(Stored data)
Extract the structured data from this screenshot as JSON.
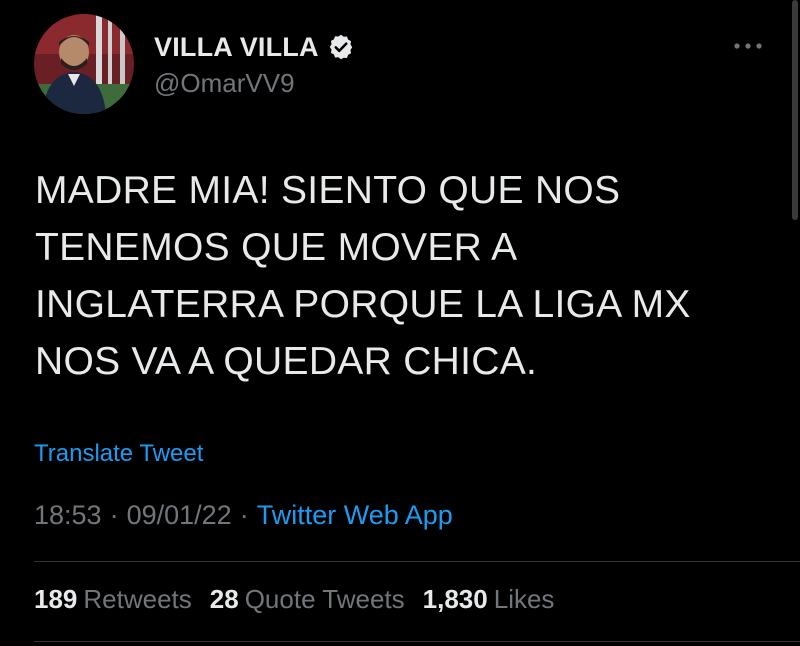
{
  "author": {
    "display_name": "VILLA VILLA",
    "handle": "@OmarVV9",
    "verified": true,
    "avatar_icon": "profile-photo"
  },
  "tweet": {
    "text": "MADRE MIA! SIENTO QUE NOS\nTENEMOS QUE MOVER A\nINGLATERRA PORQUE LA LIGA MX\nNOS VA A QUEDAR CHICA.",
    "translate_label": "Translate Tweet",
    "time": "18:53",
    "date": "09/01/22",
    "separator": "·",
    "source": "Twitter Web App"
  },
  "stats": {
    "retweets_count": "189",
    "retweets_label": "Retweets",
    "quotes_count": "28",
    "quotes_label": "Quote Tweets",
    "likes_count": "1,830",
    "likes_label": "Likes"
  },
  "colors": {
    "background": "#000000",
    "text_primary": "#e7e9ea",
    "text_secondary": "#71767b",
    "accent": "#1d9bf0",
    "divider": "#2f3336"
  },
  "icons": {
    "verified": "verified-badge-icon",
    "more": "more-options-icon"
  }
}
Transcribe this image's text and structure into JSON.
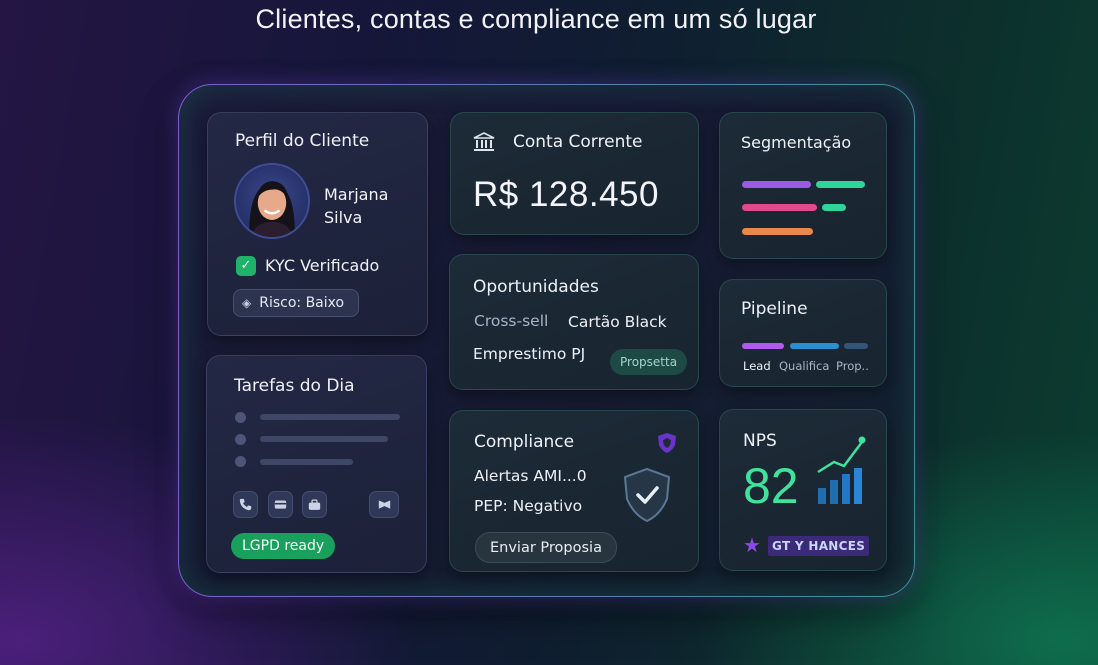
{
  "headline": "Clientes, contas e compliance em um só lugar",
  "perfil": {
    "title": "Perfil do Cliente",
    "name_line1": "Marjana",
    "name_line2": "Silva",
    "kyc_label": "KYC Verificado",
    "risk_label": "Risco: Baixo"
  },
  "tarefas": {
    "title": "Tarefas do Dia",
    "tools": [
      "phone-icon",
      "card-icon",
      "briefcase-icon",
      "flag-icon"
    ],
    "lgpd_label": "LGPD ready"
  },
  "conta": {
    "title": "Conta Corrente",
    "amount": "R$ 128.450"
  },
  "oportunidades": {
    "title": "Oportunidades",
    "item1_label": "Cross-sell",
    "item1_value": "Cartão Black",
    "item2_label": "Emprestimo PJ",
    "item2_badge": "Propsetta"
  },
  "compliance": {
    "title": "Compliance",
    "alerts": "Alertas AMI...0",
    "pep": "PEP: Negativo",
    "send_label": "Enviar Proposia"
  },
  "segmentacao": {
    "title": "Segmentação",
    "colors": [
      "#9b5be6",
      "#2fd49a",
      "#e04a8c",
      "#2fd49a",
      "#e8884a"
    ]
  },
  "pipeline": {
    "title": "Pipeline",
    "stages": [
      "Lead",
      "Qualifica",
      "Prop.."
    ],
    "colors": [
      "#b05af0",
      "#2a8fd0",
      "#33557a"
    ]
  },
  "nps": {
    "title": "NPS",
    "value": "82",
    "badge": "GT Y HANCES",
    "accent": "#3fe39b"
  }
}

## WHAT THIS TASK INVOLVES
Transcribe every entry word for word, but omit the pictures.

## RESULT BELOW
Extract the structured data from this screenshot as JSON.
{
  "author": {
    "display_name": "VILLA VILLA",
    "handle": "@OmarVV9",
    "verified": true,
    "avatar_icon": "profile-photo"
  },
  "tweet": {
    "text": "MADRE MIA! SIENTO QUE NOS\nTENEMOS QUE MOVER A\nINGLATERRA PORQUE LA LIGA MX\nNOS VA A QUEDAR CHICA.",
    "translate_label": "Translate Tweet",
    "time": "18:53",
    "date": "09/01/22",
    "separator": "·",
    "source": "Twitter Web App"
  },
  "stats": {
    "retweets_count": "189",
    "retweets_label": "Retweets",
    "quotes_count": "28",
    "quotes_label": "Quote Tweets",
    "likes_count": "1,830",
    "likes_label": "Likes"
  },
  "colors": {
    "background": "#000000",
    "text_primary": "#e7e9ea",
    "text_secondary": "#71767b",
    "accent": "#1d9bf0",
    "divider": "#2f3336"
  },
  "icons": {
    "verified": "verified-badge-icon",
    "more": "more-options-icon"
  }
}
Transcribe this image's text and structure into JSON.
{
  "headline": "Clientes, contas e compliance em um só lugar",
  "perfil": {
    "title": "Perfil do Cliente",
    "name_line1": "Marjana",
    "name_line2": "Silva",
    "kyc_label": "KYC Verificado",
    "risk_label": "Risco: Baixo"
  },
  "tarefas": {
    "title": "Tarefas do Dia",
    "tools": [
      "phone-icon",
      "card-icon",
      "briefcase-icon",
      "flag-icon"
    ],
    "lgpd_label": "LGPD ready"
  },
  "conta": {
    "title": "Conta Corrente",
    "amount": "R$ 128.450"
  },
  "oportunidades": {
    "title": "Oportunidades",
    "item1_label": "Cross-sell",
    "item1_value": "Cartão Black",
    "item2_label": "Emprestimo PJ",
    "item2_badge": "Propsetta"
  },
  "compliance": {
    "title": "Compliance",
    "alerts": "Alertas AMI...0",
    "pep": "PEP: Negativo",
    "send_label": "Enviar Proposia"
  },
  "segmentacao": {
    "title": "Segmentação",
    "colors": [
      "#9b5be6",
      "#2fd49a",
      "#e04a8c",
      "#2fd49a",
      "#e8884a"
    ]
  },
  "pipeline": {
    "title": "Pipeline",
    "stages": [
      "Lead",
      "Qualifica",
      "Prop.."
    ],
    "colors": [
      "#b05af0",
      "#2a8fd0",
      "#33557a"
    ]
  },
  "nps": {
    "title": "NPS",
    "value": "82",
    "badge": "GT Y HANCES",
    "accent": "#3fe39b"
  }
}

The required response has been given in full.